Job = Quote the listing below in its entirety, omitting every image.

Stored records =
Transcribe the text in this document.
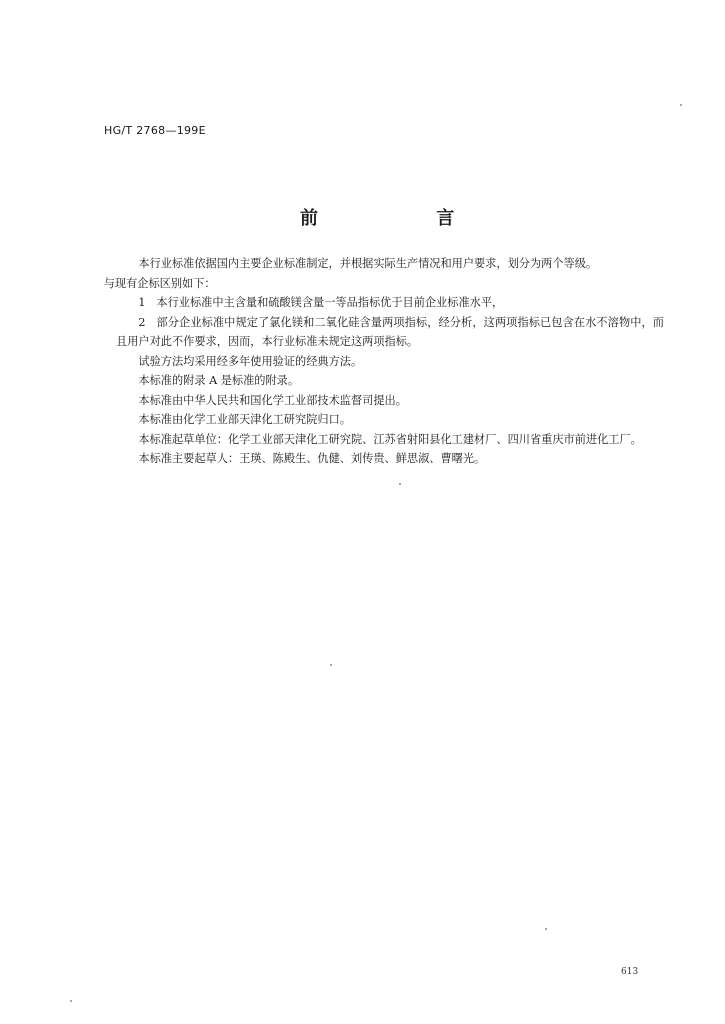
HG/T 2768—199E
前 言

本行业标准依据国内主要企业标准制定，并根据实际生产情况和用户要求，划分为两个等级。

与现有企标区别如下：

1 本行业标准中主含量和硫酸镁含量一等品指标优于目前企业标准水平，

2 部分企业标准中规定了氯化镁和二氧化硅含量两项指标，经分析，这两项指标已包含在水不溶物中，而且用户对此不作要求，因而，本行业标准未规定这两项指标。

试验方法均采用经多年使用验证的经典方法。

本标准的附录 A 是标准的附录。

本标准由中华人民共和国化学工业部技术监督司提出。

本标准由化学工业部天津化工研究院归口。

本标准起草单位：化学工业部天津化工研究院、江苏省射阳县化工建材厂、四川省重庆市前进化工厂。

本标准主要起草人：王瑛、陈殿生、仇健、刘传贵、鲜思淑、曹曙光。

613
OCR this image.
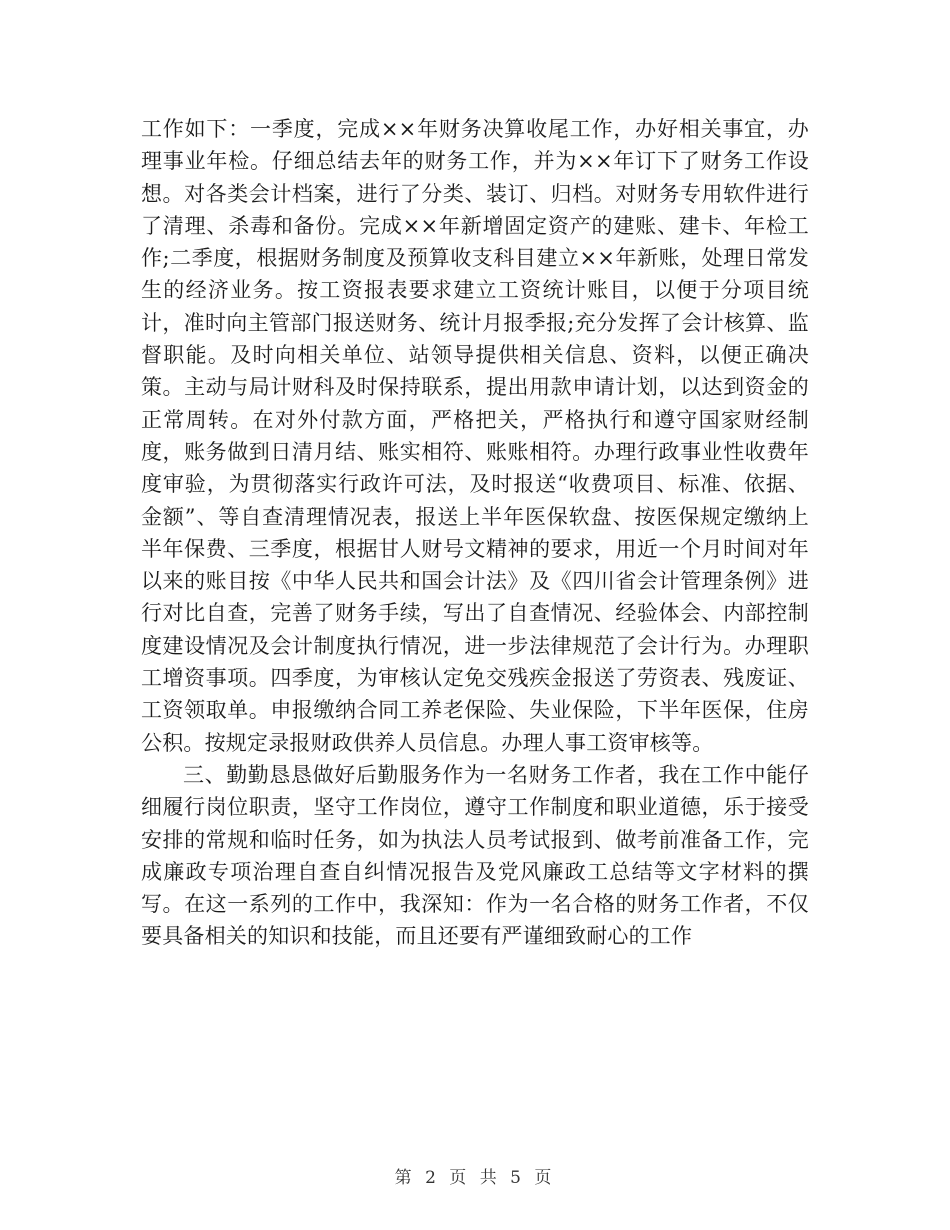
工作如下：一季度，完成××年财务决算收尾工作，办好相关事宜，办理事业年检。仔细总结去年的财务工作，并为××年订下了财务工作设想。对各类会计档案，进行了分类、装订、归档。对财务专用软件进行了清理、杀毒和备份。完成××年新增固定资产的建账、建卡、年检工作;二季度，根据财务制度及预算收支科目建立××年新账，处理日常发生的经济业务。按工资报表要求建立工资统计账目，以便于分项目统计，准时向主管部门报送财务、统计月报季报;充分发挥了会计核算、监督职能。及时向相关单位、站领导提供相关信息、资料，以便正确决策。主动与局计财科及时保持联系，提出用款申请计划，以达到资金的正常周转。在对外付款方面，严格把关，严格执行和遵守国家财经制度，账务做到日清月结、账实相符、账账相符。办理行政事业性收费年度审验，为贯彻落实行政许可法，及时报送“收费项目、标准、依据、金额”、等自查清理情况表，报送上半年医保软盘、按医保规定缴纳上半年保费、三季度，根据甘人财号文精神的要求，用近一个月时间对年以来的账目按《中华人民共和国会计法》及《四川省会计管理条例》进行对比自查，完善了财务手续，写出了自查情况、经验体会、内部控制度建设情况及会计制度执行情况，进一步法律规范了会计行为。办理职工增资事项。四季度，为审核认定免交残疾金报送了劳资表、残废证、工资领取单。申报缴纳合同工养老保险、失业保险，下半年医保，住房公积。按规定录报财政供养人员信息。办理人事工资审核等。

三、勤勤恳恳做好后勤服务作为一名财务工作者，我在工作中能仔细履行岗位职责，坚守工作岗位，遵守工作制度和职业道德，乐于接受安排的常规和临时任务，如为执法人员考试报到、做考前准备工作，完成廉政专项治理自查自纠情况报告及党风廉政工总结等文字材料的撰写。在这一系列的工作中，我深知：作为一名合格的财务工作者，不仅要具备相关的知识和技能，而且还要有严谨细致耐心的工作

第 2 页 共 5 页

Output for this exercise =
Transcribe the text in this document.
HG/T 2768—199E
前 言

本行业标准依据国内主要企业标准制定，并根据实际生产情况和用户要求，划分为两个等级。

与现有企标区别如下：

1 本行业标准中主含量和硫酸镁含量一等品指标优于目前企业标准水平，

2 部分企业标准中规定了氯化镁和二氧化硅含量两项指标，经分析，这两项指标已包含在水不溶物中，而且用户对此不作要求，因而，本行业标准未规定这两项指标。

试验方法均采用经多年使用验证的经典方法。

本标准的附录 A 是标准的附录。

本标准由中华人民共和国化学工业部技术监督司提出。

本标准由化学工业部天津化工研究院归口。

本标准起草单位：化学工业部天津化工研究院、江苏省射阳县化工建材厂、四川省重庆市前进化工厂。

本标准主要起草人：王瑛、陈殿生、仇健、刘传贵、鲜思淑、曹曙光。

613
OCR this image.
工作如下：一季度，完成××年财务决算收尾工作，办好相关事宜，办理事业年检。仔细总结去年的财务工作，并为××年订下了财务工作设想。对各类会计档案，进行了分类、装订、归档。对财务专用软件进行了清理、杀毒和备份。完成××年新增固定资产的建账、建卡、年检工作;二季度，根据财务制度及预算收支科目建立××年新账，处理日常发生的经济业务。按工资报表要求建立工资统计账目，以便于分项目统计，准时向主管部门报送财务、统计月报季报;充分发挥了会计核算、监督职能。及时向相关单位、站领导提供相关信息、资料，以便正确决策。主动与局计财科及时保持联系，提出用款申请计划，以达到资金的正常周转。在对外付款方面，严格把关，严格执行和遵守国家财经制度，账务做到日清月结、账实相符、账账相符。办理行政事业性收费年度审验，为贯彻落实行政许可法，及时报送“收费项目、标准、依据、金额”、等自查清理情况表，报送上半年医保软盘、按医保规定缴纳上半年保费、三季度，根据甘人财号文精神的要求，用近一个月时间对年以来的账目按《中华人民共和国会计法》及《四川省会计管理条例》进行对比自查，完善了财务手续，写出了自查情况、经验体会、内部控制度建设情况及会计制度执行情况，进一步法律规范了会计行为。办理职工增资事项。四季度，为审核认定免交残疾金报送了劳资表、残废证、工资领取单。申报缴纳合同工养老保险、失业保险，下半年医保，住房公积。按规定录报财政供养人员信息。办理人事工资审核等。

三、勤勤恳恳做好后勤服务作为一名财务工作者，我在工作中能仔细履行岗位职责，坚守工作岗位，遵守工作制度和职业道德，乐于接受安排的常规和临时任务，如为执法人员考试报到、做考前准备工作，完成廉政专项治理自查自纠情况报告及党风廉政工总结等文字材料的撰写。在这一系列的工作中，我深知：作为一名合格的财务工作者，不仅要具备相关的知识和技能，而且还要有严谨细致耐心的工作

第 2 页 共 5 页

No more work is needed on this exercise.